* **SHORT EXERCISE**:
Make an exact copy of all the data.

┄┄┄┄┄┄

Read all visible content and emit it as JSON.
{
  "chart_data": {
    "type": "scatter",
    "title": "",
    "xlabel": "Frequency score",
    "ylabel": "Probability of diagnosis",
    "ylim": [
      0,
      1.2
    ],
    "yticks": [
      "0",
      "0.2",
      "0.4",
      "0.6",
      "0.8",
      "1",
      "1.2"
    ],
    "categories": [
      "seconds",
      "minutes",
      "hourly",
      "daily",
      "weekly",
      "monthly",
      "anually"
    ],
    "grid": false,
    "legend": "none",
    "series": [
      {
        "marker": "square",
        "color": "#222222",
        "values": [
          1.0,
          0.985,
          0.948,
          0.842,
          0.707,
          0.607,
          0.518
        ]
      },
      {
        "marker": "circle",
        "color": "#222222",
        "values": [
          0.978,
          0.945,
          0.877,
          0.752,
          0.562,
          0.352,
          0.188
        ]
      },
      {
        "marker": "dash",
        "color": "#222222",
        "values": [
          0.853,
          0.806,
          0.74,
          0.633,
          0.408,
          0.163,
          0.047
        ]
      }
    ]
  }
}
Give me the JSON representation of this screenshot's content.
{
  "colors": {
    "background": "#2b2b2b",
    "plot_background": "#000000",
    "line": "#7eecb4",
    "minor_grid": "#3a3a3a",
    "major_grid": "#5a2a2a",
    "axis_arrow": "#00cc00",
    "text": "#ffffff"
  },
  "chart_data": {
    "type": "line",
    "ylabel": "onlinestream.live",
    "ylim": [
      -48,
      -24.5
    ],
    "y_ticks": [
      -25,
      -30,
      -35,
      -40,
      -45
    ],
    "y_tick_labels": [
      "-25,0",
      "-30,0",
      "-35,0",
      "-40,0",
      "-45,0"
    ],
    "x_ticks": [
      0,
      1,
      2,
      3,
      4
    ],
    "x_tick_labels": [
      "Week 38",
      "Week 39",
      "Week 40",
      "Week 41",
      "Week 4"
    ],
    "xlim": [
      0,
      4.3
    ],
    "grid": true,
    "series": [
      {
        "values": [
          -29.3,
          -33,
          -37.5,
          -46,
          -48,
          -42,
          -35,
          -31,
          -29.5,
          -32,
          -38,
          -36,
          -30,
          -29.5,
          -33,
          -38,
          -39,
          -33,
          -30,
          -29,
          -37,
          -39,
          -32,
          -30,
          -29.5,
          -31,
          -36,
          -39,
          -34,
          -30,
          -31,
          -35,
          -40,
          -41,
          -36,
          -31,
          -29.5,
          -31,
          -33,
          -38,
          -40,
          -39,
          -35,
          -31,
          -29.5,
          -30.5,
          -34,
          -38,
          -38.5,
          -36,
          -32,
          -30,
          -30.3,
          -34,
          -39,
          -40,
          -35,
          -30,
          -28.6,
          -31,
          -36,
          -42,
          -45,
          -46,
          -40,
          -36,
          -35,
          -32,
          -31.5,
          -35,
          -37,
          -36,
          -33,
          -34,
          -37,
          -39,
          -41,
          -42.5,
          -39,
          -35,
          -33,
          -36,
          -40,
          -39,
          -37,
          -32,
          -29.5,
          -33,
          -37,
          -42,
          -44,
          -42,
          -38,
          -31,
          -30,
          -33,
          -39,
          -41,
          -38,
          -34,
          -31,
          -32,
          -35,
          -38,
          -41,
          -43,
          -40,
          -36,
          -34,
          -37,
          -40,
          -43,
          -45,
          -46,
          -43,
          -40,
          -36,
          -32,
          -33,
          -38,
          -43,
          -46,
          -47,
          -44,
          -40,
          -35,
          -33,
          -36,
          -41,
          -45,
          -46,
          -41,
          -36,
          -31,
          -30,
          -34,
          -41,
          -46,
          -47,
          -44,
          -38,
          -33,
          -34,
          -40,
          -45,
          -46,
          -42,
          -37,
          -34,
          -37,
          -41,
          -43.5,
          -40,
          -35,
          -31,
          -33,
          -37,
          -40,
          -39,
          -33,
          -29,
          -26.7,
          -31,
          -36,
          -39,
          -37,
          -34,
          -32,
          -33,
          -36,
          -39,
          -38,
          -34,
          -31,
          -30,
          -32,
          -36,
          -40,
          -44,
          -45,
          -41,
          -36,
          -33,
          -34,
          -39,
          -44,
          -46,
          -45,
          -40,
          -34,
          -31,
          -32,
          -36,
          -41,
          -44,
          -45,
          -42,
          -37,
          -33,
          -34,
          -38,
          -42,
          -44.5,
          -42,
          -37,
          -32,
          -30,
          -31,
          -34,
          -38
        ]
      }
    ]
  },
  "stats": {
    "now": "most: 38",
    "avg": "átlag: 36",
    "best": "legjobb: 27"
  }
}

┄┄┄┄┄┄

* **REPLY**:
Read all visible content and emit it as JSON.
{
  "chart_data": {
    "type": "scatter",
    "title": "",
    "xlabel": "Frequency score",
    "ylabel": "Probability of diagnosis",
    "ylim": [
      0,
      1.2
    ],
    "yticks": [
      "0",
      "0.2",
      "0.4",
      "0.6",
      "0.8",
      "1",
      "1.2"
    ],
    "categories": [
      "seconds",
      "minutes",
      "hourly",
      "daily",
      "weekly",
      "monthly",
      "anually"
    ],
    "grid": false,
    "legend": "none",
    "series": [
      {
        "marker": "square",
        "color": "#222222",
        "values": [
          1.0,
          0.985,
          0.948,
          0.842,
          0.707,
          0.607,
          0.518
        ]
      },
      {
        "marker": "circle",
        "color": "#222222",
        "values": [
          0.978,
          0.945,
          0.877,
          0.752,
          0.562,
          0.352,
          0.188
        ]
      },
      {
        "marker": "dash",
        "color": "#222222",
        "values": [
          0.853,
          0.806,
          0.74,
          0.633,
          0.408,
          0.163,
          0.047
        ]
      }
    ]
  }
}
Give me the JSON representation of this screenshot's content.
{
  "colors": {
    "background": "#2b2b2b",
    "plot_background": "#000000",
    "line": "#7eecb4",
    "minor_grid": "#3a3a3a",
    "major_grid": "#5a2a2a",
    "axis_arrow": "#00cc00",
    "text": "#ffffff"
  },
  "chart_data": {
    "type": "line",
    "ylabel": "onlinestream.live",
    "ylim": [
      -48,
      -24.5
    ],
    "y_ticks": [
      -25,
      -30,
      -35,
      -40,
      -45
    ],
    "y_tick_labels": [
      "-25,0",
      "-30,0",
      "-35,0",
      "-40,0",
      "-45,0"
    ],
    "x_ticks": [
      0,
      1,
      2,
      3,
      4
    ],
    "x_tick_labels": [
      "Week 38",
      "Week 39",
      "Week 40",
      "Week 41",
      "Week 4"
    ],
    "xlim": [
      0,
      4.3
    ],
    "grid": true,
    "series": [
      {
        "values": [
          -29.3,
          -33,
          -37.5,
          -46,
          -48,
          -42,
          -35,
          -31,
          -29.5,
          -32,
          -38,
          -36,
          -30,
          -29.5,
          -33,
          -38,
          -39,
          -33,
          -30,
          -29,
          -37,
          -39,
          -32,
          -30,
          -29.5,
          -31,
          -36,
          -39,
          -34,
          -30,
          -31,
          -35,
          -40,
          -41,
          -36,
          -31,
          -29.5,
          -31,
          -33,
          -38,
          -40,
          -39,
          -35,
          -31,
          -29.5,
          -30.5,
          -34,
          -38,
          -38.5,
          -36,
          -32,
          -30,
          -30.3,
          -34,
          -39,
          -40,
          -35,
          -30,
          -28.6,
          -31,
          -36,
          -42,
          -45,
          -46,
          -40,
          -36,
          -35,
          -32,
          -31.5,
          -35,
          -37,
          -36,
          -33,
          -34,
          -37,
          -39,
          -41,
          -42.5,
          -39,
          -35,
          -33,
          -36,
          -40,
          -39,
          -37,
          -32,
          -29.5,
          -33,
          -37,
          -42,
          -44,
          -42,
          -38,
          -31,
          -30,
          -33,
          -39,
          -41,
          -38,
          -34,
          -31,
          -32,
          -35,
          -38,
          -41,
          -43,
          -40,
          -36,
          -34,
          -37,
          -40,
          -43,
          -45,
          -46,
          -43,
          -40,
          -36,
          -32,
          -33,
          -38,
          -43,
          -46,
          -47,
          -44,
          -40,
          -35,
          -33,
          -36,
          -41,
          -45,
          -46,
          -41,
          -36,
          -31,
          -30,
          -34,
          -41,
          -46,
          -47,
          -44,
          -38,
          -33,
          -34,
          -40,
          -45,
          -46,
          -42,
          -37,
          -34,
          -37,
          -41,
          -43.5,
          -40,
          -35,
          -31,
          -33,
          -37,
          -40,
          -39,
          -33,
          -29,
          -26.7,
          -31,
          -36,
          -39,
          -37,
          -34,
          -32,
          -33,
          -36,
          -39,
          -38,
          -34,
          -31,
          -30,
          -32,
          -36,
          -40,
          -44,
          -45,
          -41,
          -36,
          -33,
          -34,
          -39,
          -44,
          -46,
          -45,
          -40,
          -34,
          -31,
          -32,
          -36,
          -41,
          -44,
          -45,
          -42,
          -37,
          -33,
          -34,
          -38,
          -42,
          -44.5,
          -42,
          -37,
          -32,
          -30,
          -31,
          -34,
          -38
        ]
      }
    ]
  },
  "stats": {
    "now": "most: 38",
    "avg": "átlag: 36",
    "best": "legjobb: 27"
  }
}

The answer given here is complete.